● Stated goal:
Set down the material below word for word, excluding the pictures.

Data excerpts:
________________

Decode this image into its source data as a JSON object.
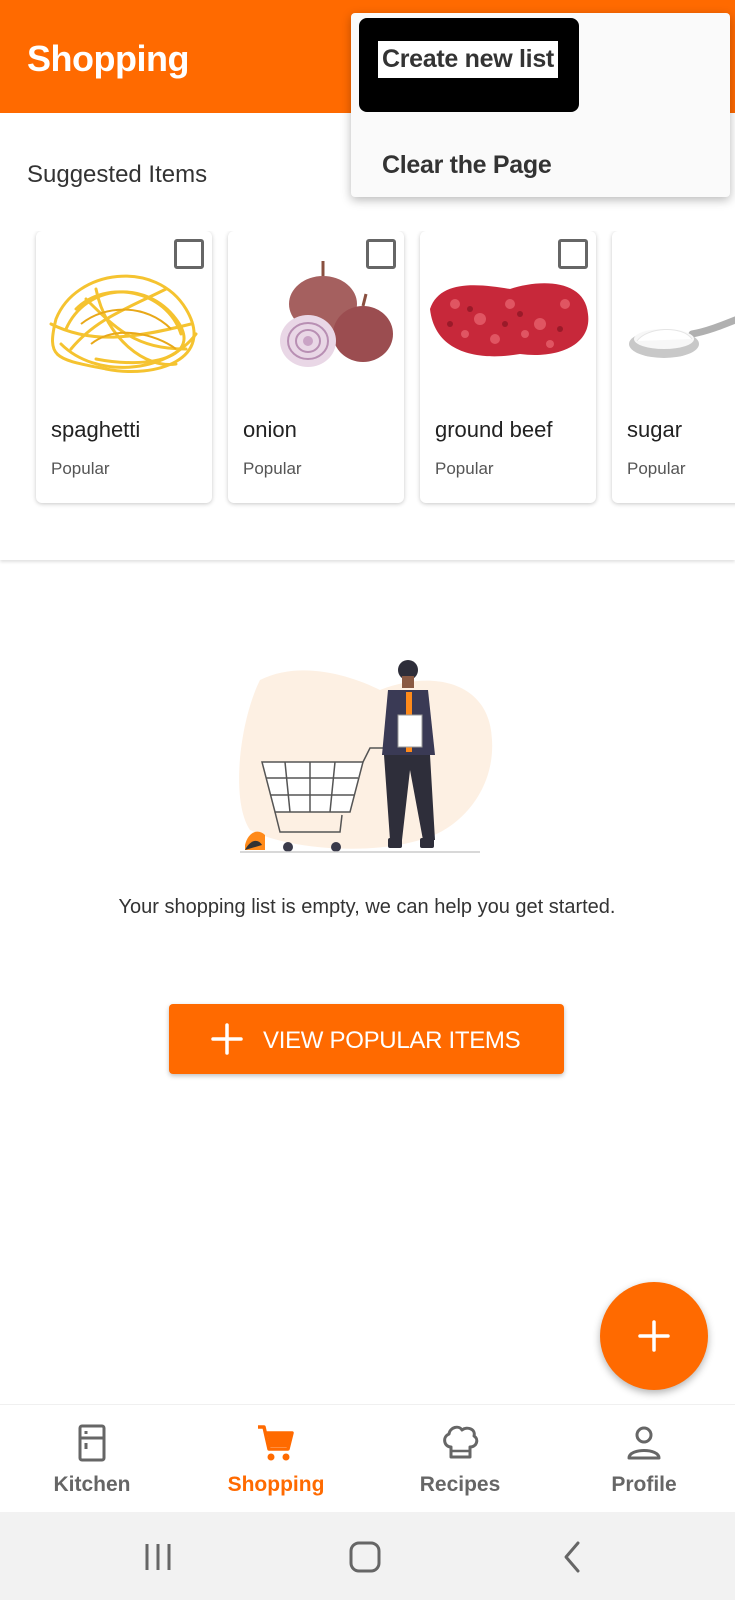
{
  "header": {
    "title": "Shopping",
    "accent_color": "#ff6a00"
  },
  "overflow_menu": {
    "items": [
      {
        "label": "Create new list"
      },
      {
        "label": "Clear the Page"
      }
    ]
  },
  "suggested": {
    "title": "Suggested Items",
    "items": [
      {
        "name": "spaghetti",
        "tag": "Popular",
        "icon": "spaghetti-image"
      },
      {
        "name": "onion",
        "tag": "Popular",
        "icon": "onion-image"
      },
      {
        "name": "ground beef",
        "tag": "Popular",
        "icon": "ground-beef-image"
      },
      {
        "name": "sugar",
        "tag": "Popular",
        "icon": "sugar-spoon-image"
      }
    ]
  },
  "empty_state": {
    "message": "Your shopping list is empty, we can help you get started.",
    "button_label": "VIEW POPULAR ITEMS"
  },
  "bottom_nav": {
    "items": [
      {
        "label": "Kitchen",
        "icon": "fridge-icon"
      },
      {
        "label": "Shopping",
        "icon": "cart-icon",
        "active": true
      },
      {
        "label": "Recipes",
        "icon": "chef-hat-icon"
      },
      {
        "label": "Profile",
        "icon": "person-icon"
      }
    ]
  },
  "system_nav": {
    "buttons": [
      "recent-apps-icon",
      "home-icon",
      "back-icon"
    ]
  }
}
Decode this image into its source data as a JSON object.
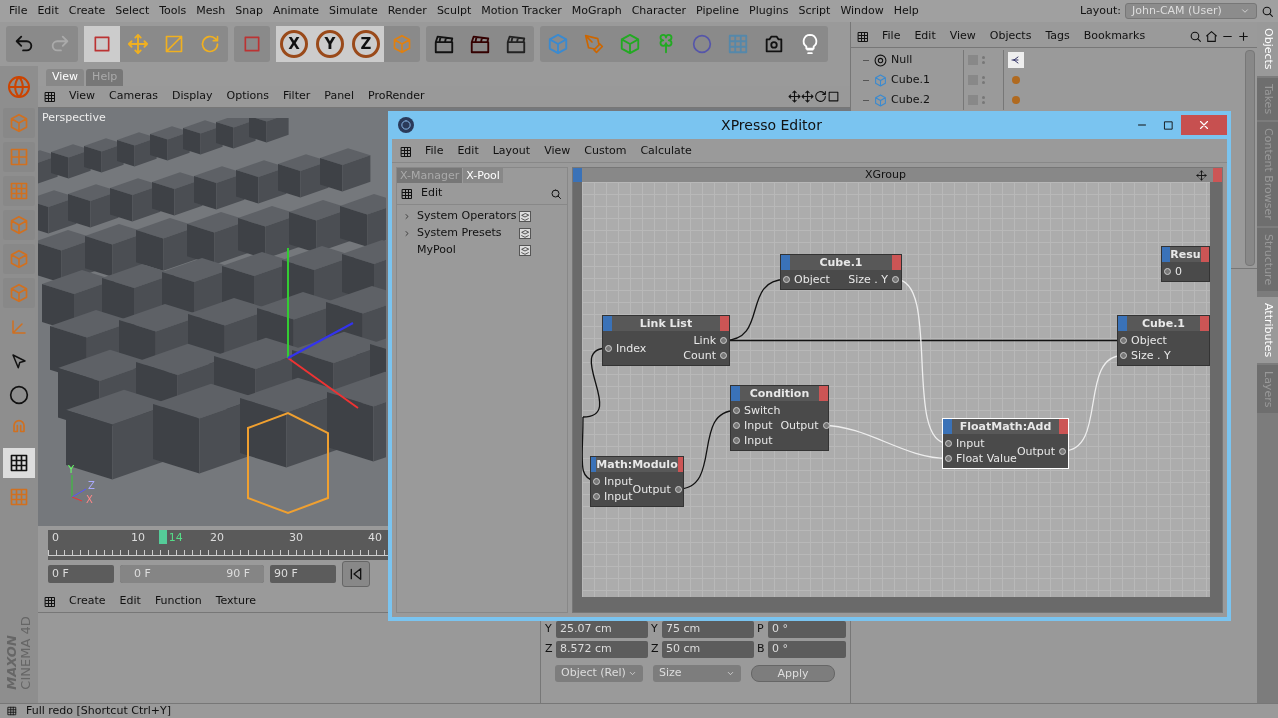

________________

● Task answer:
Decode this image into its source data as a JSON object.
{
  "header": {
    "title": "Shopping",
    "accent_color": "#ff6a00"
  },
  "overflow_menu": {
    "items": [
      {
        "label": "Create new list"
      },
      {
        "label": "Clear the Page"
      }
    ]
  },
  "suggested": {
    "title": "Suggested Items",
    "items": [
      {
        "name": "spaghetti",
        "tag": "Popular",
        "icon": "spaghetti-image"
      },
      {
        "name": "onion",
        "tag": "Popular",
        "icon": "onion-image"
      },
      {
        "name": "ground beef",
        "tag": "Popular",
        "icon": "ground-beef-image"
      },
      {
        "name": "sugar",
        "tag": "Popular",
        "icon": "sugar-spoon-image"
      }
    ]
  },
  "empty_state": {
    "message": "Your shopping list is empty, we can help you get started.",
    "button_label": "VIEW POPULAR ITEMS"
  },
  "bottom_nav": {
    "items": [
      {
        "label": "Kitchen",
        "icon": "fridge-icon"
      },
      {
        "label": "Shopping",
        "icon": "cart-icon",
        "active": true
      },
      {
        "label": "Recipes",
        "icon": "chef-hat-icon"
      },
      {
        "label": "Profile",
        "icon": "person-icon"
      }
    ]
  },
  "system_nav": {
    "buttons": [
      "recent-apps-icon",
      "home-icon",
      "back-icon"
    ]
  }
}
Decode this image into its source data as a JSON object.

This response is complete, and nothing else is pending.